REQUIREMENT
Continue the letter to the SEC about Commerce Energy Group's proxy statement amendment, starting after its final sentence.

CORRESP 1 filename1.htm

 

Paul Hastings Letterhead

 

May 8, 2009

 

VIA EDGAR

 

Mr. H. Christopher Owings

Assistant Director

U.S. Securities and Exchange Commission

Division of Corporation Finance

100 F Street, N.E., MS 3561

Washington, D.C. 20002

 

Re:

 

Commerce Energy Group, Inc.

 

 

Preliminary Proxy Statement on Schedule 14A Filed January 28, 2009

 

Dear Mr. Owings:

 

Enclosed for electronic filing via EDGAR pursuant to the Securities Exchange Act of 1934, as amended (the “Exchange Act”), on behalf of our client Commerce Energy Group, Inc. (the “Company”), is Amendment No. 1 (“Amendment No. 1”) amending the Company’s Preliminary’s Proxy Statement on Schedule 14A filed with the United States Securities and Exchange Commission (the “Commission” or the “SEC”) on January 28, 2009 (the “Initial Preliminary Proxy Statement”).  Amendment No. 1 is marked to indicate changes from the Initial Preliminary Proxy Statement.  The Initial Preliminary Proxy Statement, as amended by Amendment No. 1 and all future amendments, is referred to herein as the “Proxy Statement.”  Capitalized terms not otherwise defined herein shall have the meaning ascribed to them in the Proxy Statement.

MATERIAL
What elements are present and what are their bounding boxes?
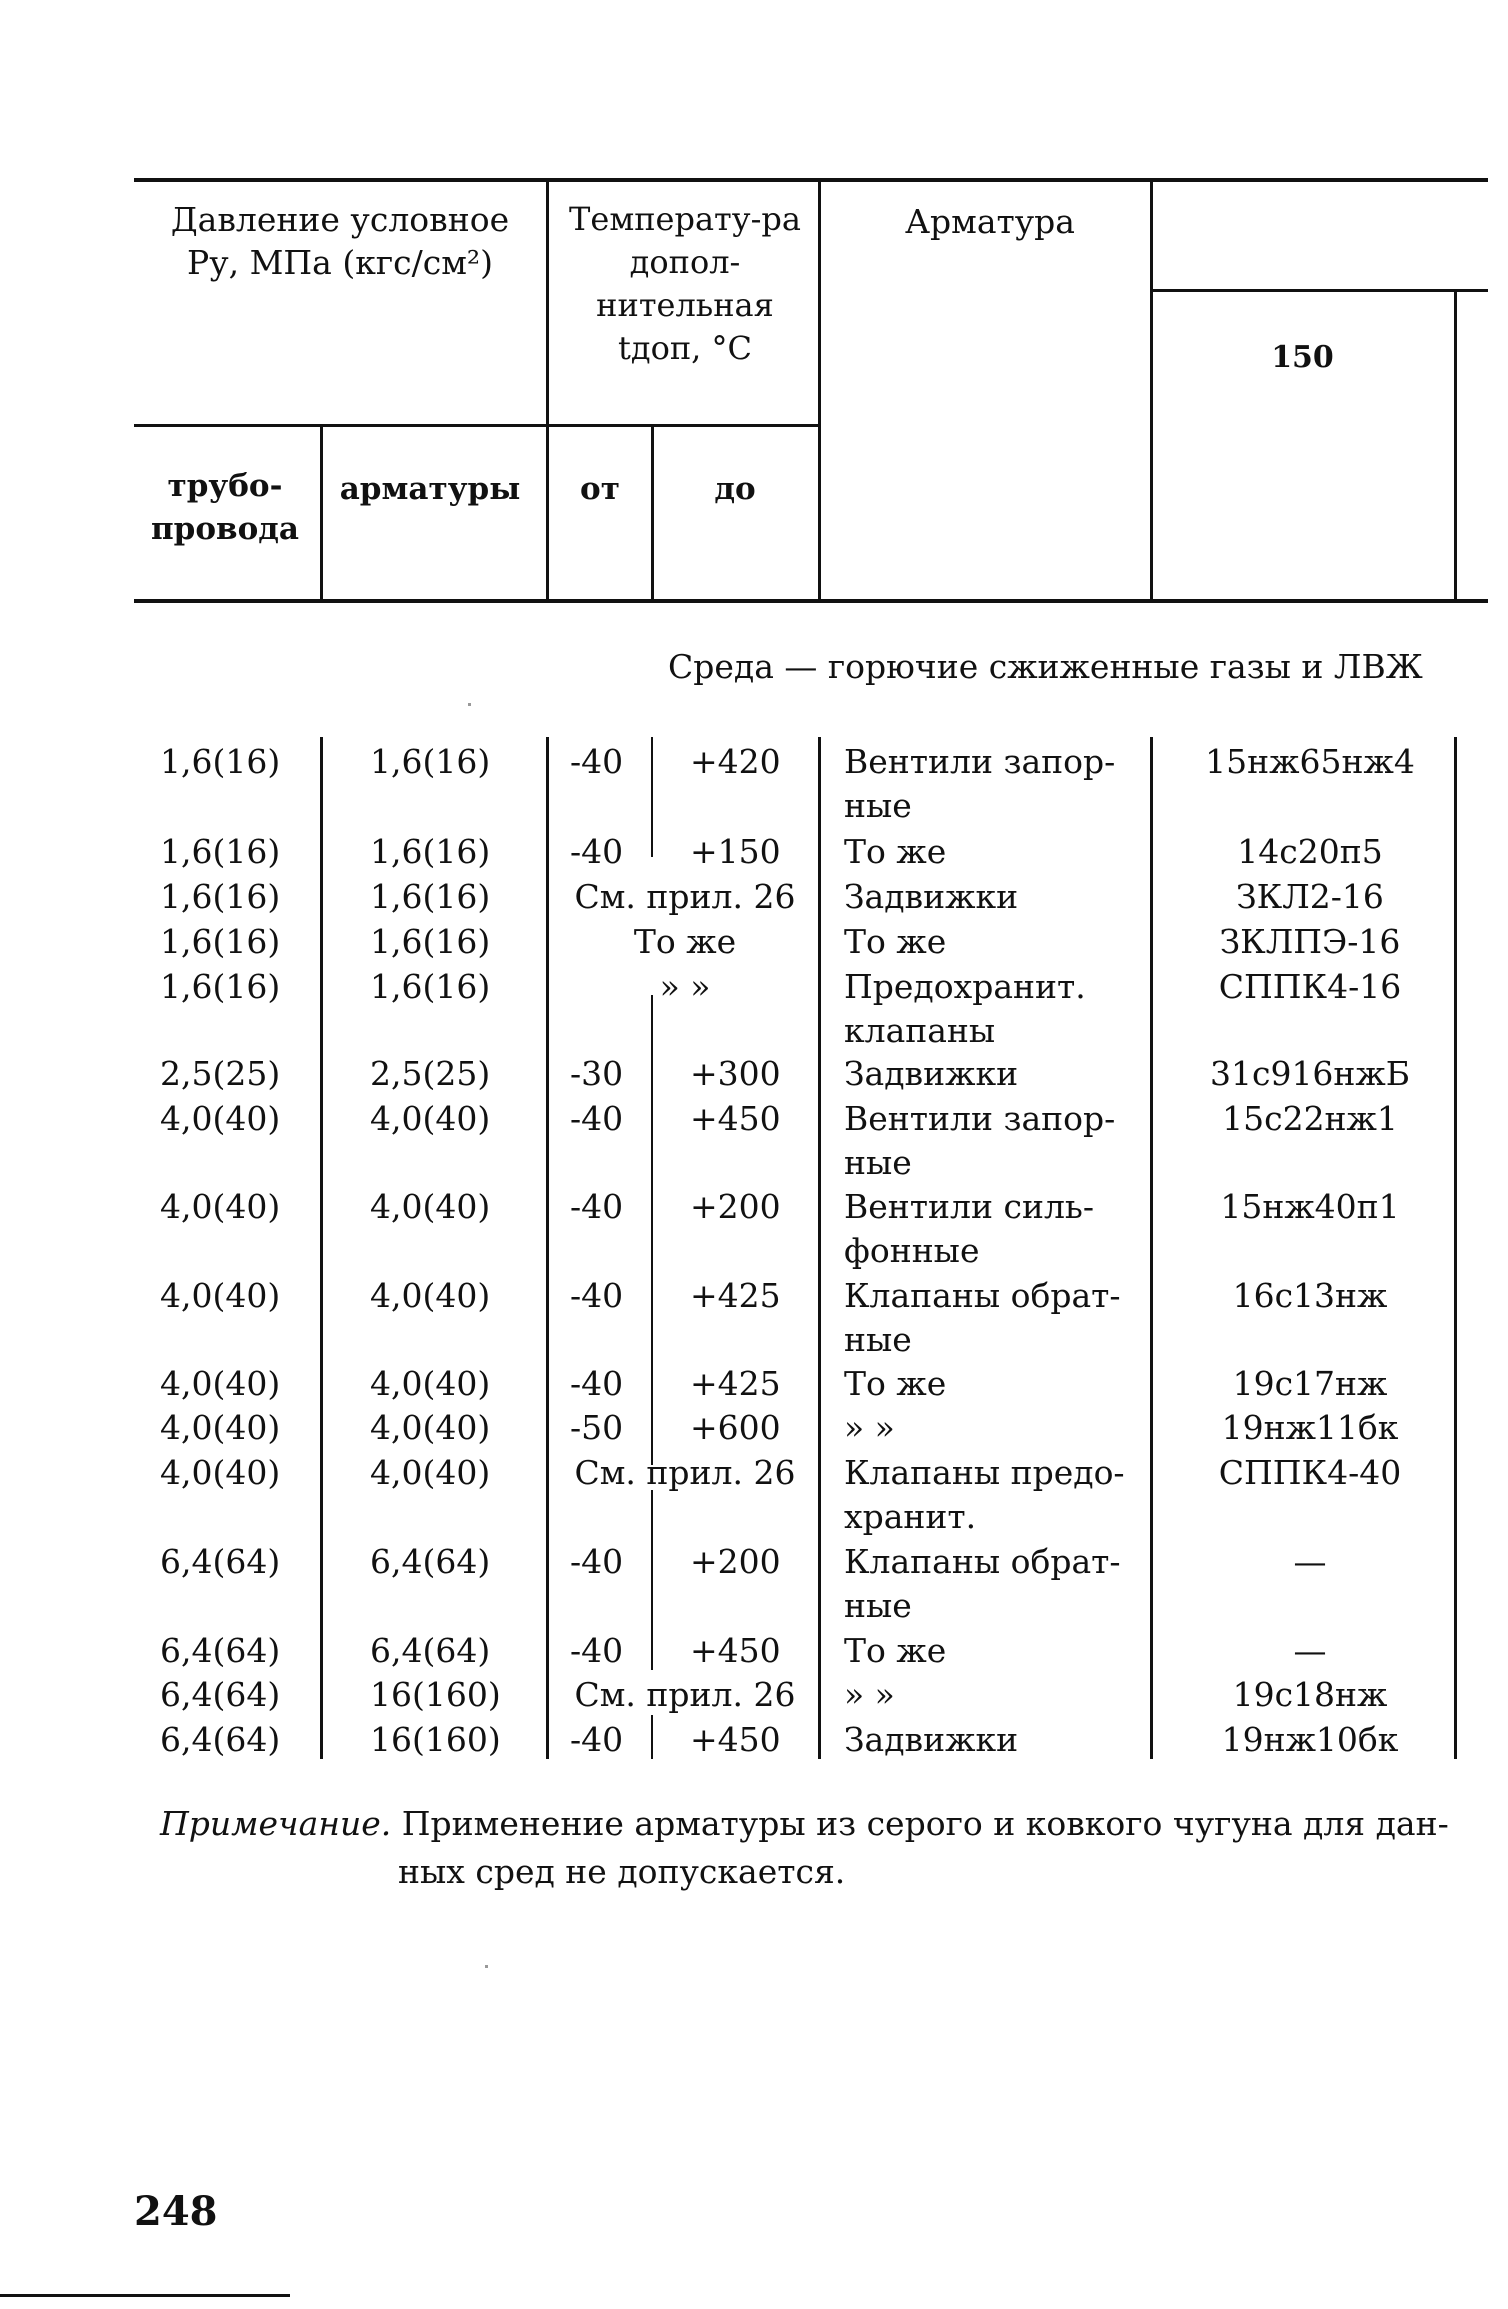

THE RESPONSE
 

Amendment No. 1 is also being filed in response to comments received from the staff (the “Staff”) of the Commission by letter dated February 25, 2009 with respect to the Initial Preliminary Proxy Statement.  The numbering of the paragraphs below corresponds to the numberings in the comment letter, the text of which we have incorporated into this response letter for convenience.   Page references in the text of this response letter correspond to the page numbers of Amendment No. 1.

 

Proxy Statement on Schedule 14A

 

General

 

1.                                       We note that you sometimes indicate that the sole director of the Company is soliciting proxies (for example, on page 1 of the proxy statement) and other times indicate that the Company is soliciting proxies (for example, on page 11 of the proxy statement).  Please conform the language regarding the person or entity on whose behalf the solicitation of proxies is being made throughout the proxy statement.

 



 

Response:

 

In response to the Staff’s comments, the Company has disclosed on page 1 of the Proxy Statement that the Company is soliciting proxies.  This change has been made throughout the Proxy Statement.

 

2.                                       Please confirm to us that the reason you did not provide the information required by Item 23 of Schedule 14A is because you do not anticipate any situation in which one proxy statement will be delivered to two or more stockholders of the Company who share an address.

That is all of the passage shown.